### INSTRUCTIONS FOR THE TASK
Pictures should be excluded; otherwise, copy every entry exactly.

### INFORMATION GIVEN
________________________________________

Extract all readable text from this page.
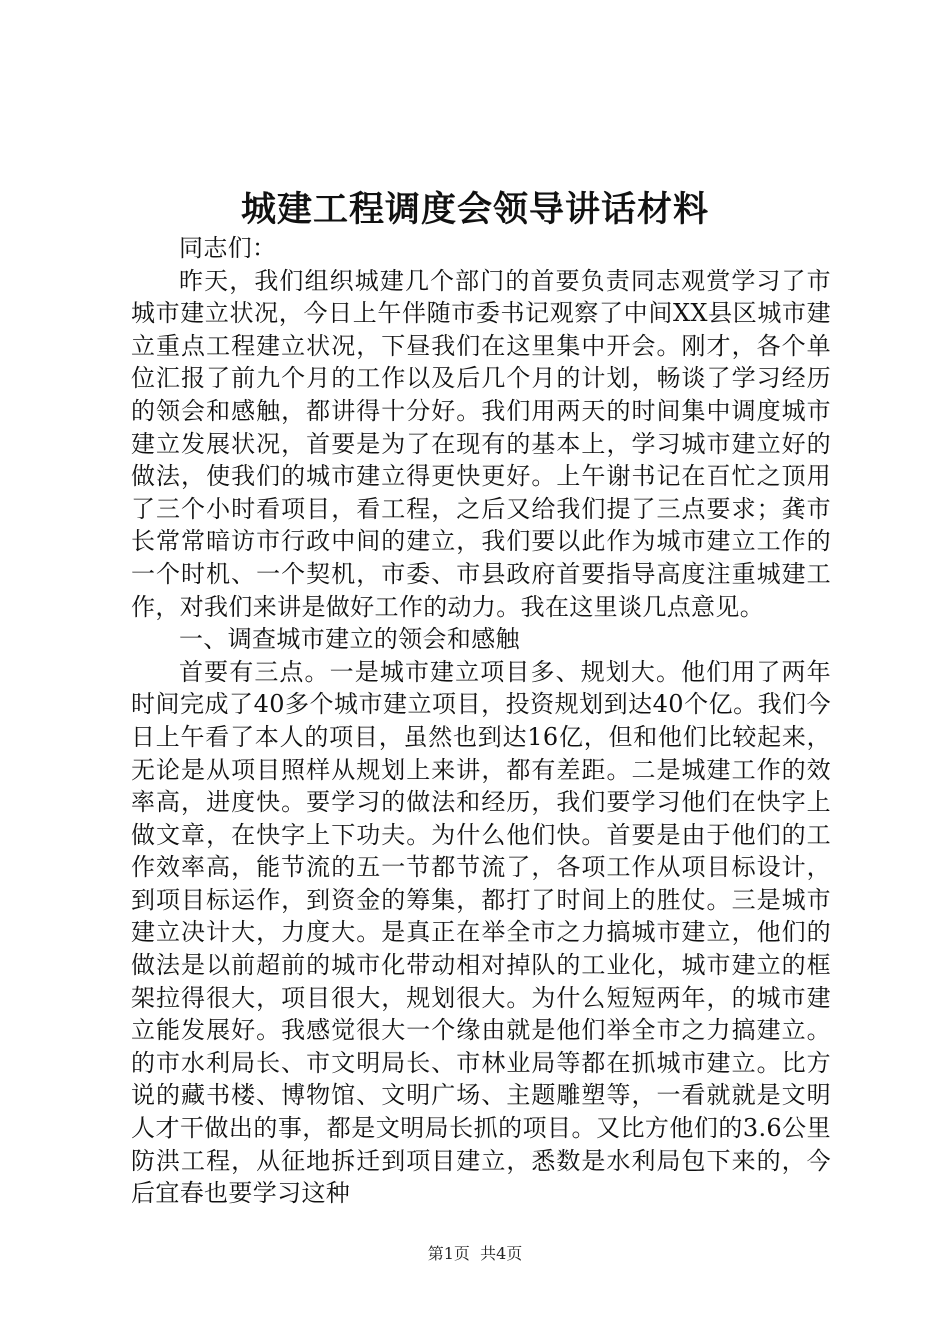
城建工程调度会领导讲话材料

同志们：

昨天，我们组织城建几个部门的首要负责同志观赏学习了市城市建立状况，今日上午伴随市委书记观察了中间XX县区城市建立重点工程建立状况，下昼我们在这里集中开会。刚才，各个单位汇报了前九个月的工作以及后几个月的计划，畅谈了学习经历的领会和感触，都讲得十分好。我们用两天的时间集中调度城市建立发展状况，首要是为了在现有的基本上，学习城市建立好的做法，使我们的城市建立得更快更好。上午谢书记在百忙之顶用了三个小时看项目，看工程，之后又给我们提了三点要求；龚市长常常暗访市行政中间的建立，我们要以此作为城市建立工作的一个时机、一个契机，市委、市县政府首要指导高度注重城建工作，对我们来讲是做好工作的动力。我在这里谈几点意见。

一、调查城市建立的领会和感触

首要有三点。一是城市建立项目多、规划大。他们用了两年时间完成了40多个城市建立项目，投资规划到达40个亿。我们今日上午看了本人的项目，虽然也到达16亿，但和他们比较起来，无论是从项目照样从规划上来讲，都有差距。二是城建工作的效率高，进度快。要学习的做法和经历，我们要学习他们在快字上做文章，在快字上下功夫。为什么他们快。首要是由于他们的工作效率高，能节流的五一节都节流了，各项工作从项目标设计，到项目标运作，到资金的筹集，都打了时间上的胜仗。三是城市建立决计大，力度大。是真正在举全市之力搞城市建立，他们的做法是以前超前的城市化带动相对掉队的工业化，城市建立的框架拉得很大，项目很大，规划很大。为什么短短两年，的城市建立能发展好。我感觉很大一个缘由就是他们举全市之力搞建立。的市水利局长、市文明局长、市林业局等都在抓城市建立。比方说的藏书楼、博物馆、文明广场、主题雕塑等，一看就就是文明人才干做出的事，都是文明局长抓的项目。又比方他们的3.6公里防洪工程，从征地拆迁到项目建立，悉数是水利局包下来的，今后宜春也要学习这种

第1页 共4页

________________________________________

### REPLY TO THE EXERCISE
Extract all readable text from this page.
城建工程调度会领导讲话材料

同志们：

昨天，我们组织城建几个部门的首要负责同志观赏学习了市城市建立状况，今日上午伴随市委书记观察了中间XX县区城市建立重点工程建立状况，下昼我们在这里集中开会。刚才，各个单位汇报了前九个月的工作以及后几个月的计划，畅谈了学习经历的领会和感触，都讲得十分好。我们用两天的时间集中调度城市建立发展状况，首要是为了在现有的基本上，学习城市建立好的做法，使我们的城市建立得更快更好。上午谢书记在百忙之顶用了三个小时看项目，看工程，之后又给我们提了三点要求；龚市长常常暗访市行政中间的建立，我们要以此作为城市建立工作的一个时机、一个契机，市委、市县政府首要指导高度注重城建工作，对我们来讲是做好工作的动力。我在这里谈几点意见。

一、调查城市建立的领会和感触

首要有三点。一是城市建立项目多、规划大。他们用了两年时间完成了40多个城市建立项目，投资规划到达40个亿。我们今日上午看了本人的项目，虽然也到达16亿，但和他们比较起来，无论是从项目照样从规划上来讲，都有差距。二是城建工作的效率高，进度快。要学习的做法和经历，我们要学习他们在快字上做文章，在快字上下功夫。为什么他们快。首要是由于他们的工作效率高，能节流的五一节都节流了，各项工作从项目标设计，到项目标运作，到资金的筹集，都打了时间上的胜仗。三是城市建立决计大，力度大。是真正在举全市之力搞城市建立，他们的做法是以前超前的城市化带动相对掉队的工业化，城市建立的框架拉得很大，项目很大，规划很大。为什么短短两年，的城市建立能发展好。我感觉很大一个缘由就是他们举全市之力搞建立。的市水利局长、市文明局长、市林业局等都在抓城市建立。比方说的藏书楼、博物馆、文明广场、主题雕塑等，一看就就是文明人才干做出的事，都是文明局长抓的项目。又比方他们的3.6公里防洪工程，从征地拆迁到项目建立，悉数是水利局包下来的，今后宜春也要学习这种

第1页 共4页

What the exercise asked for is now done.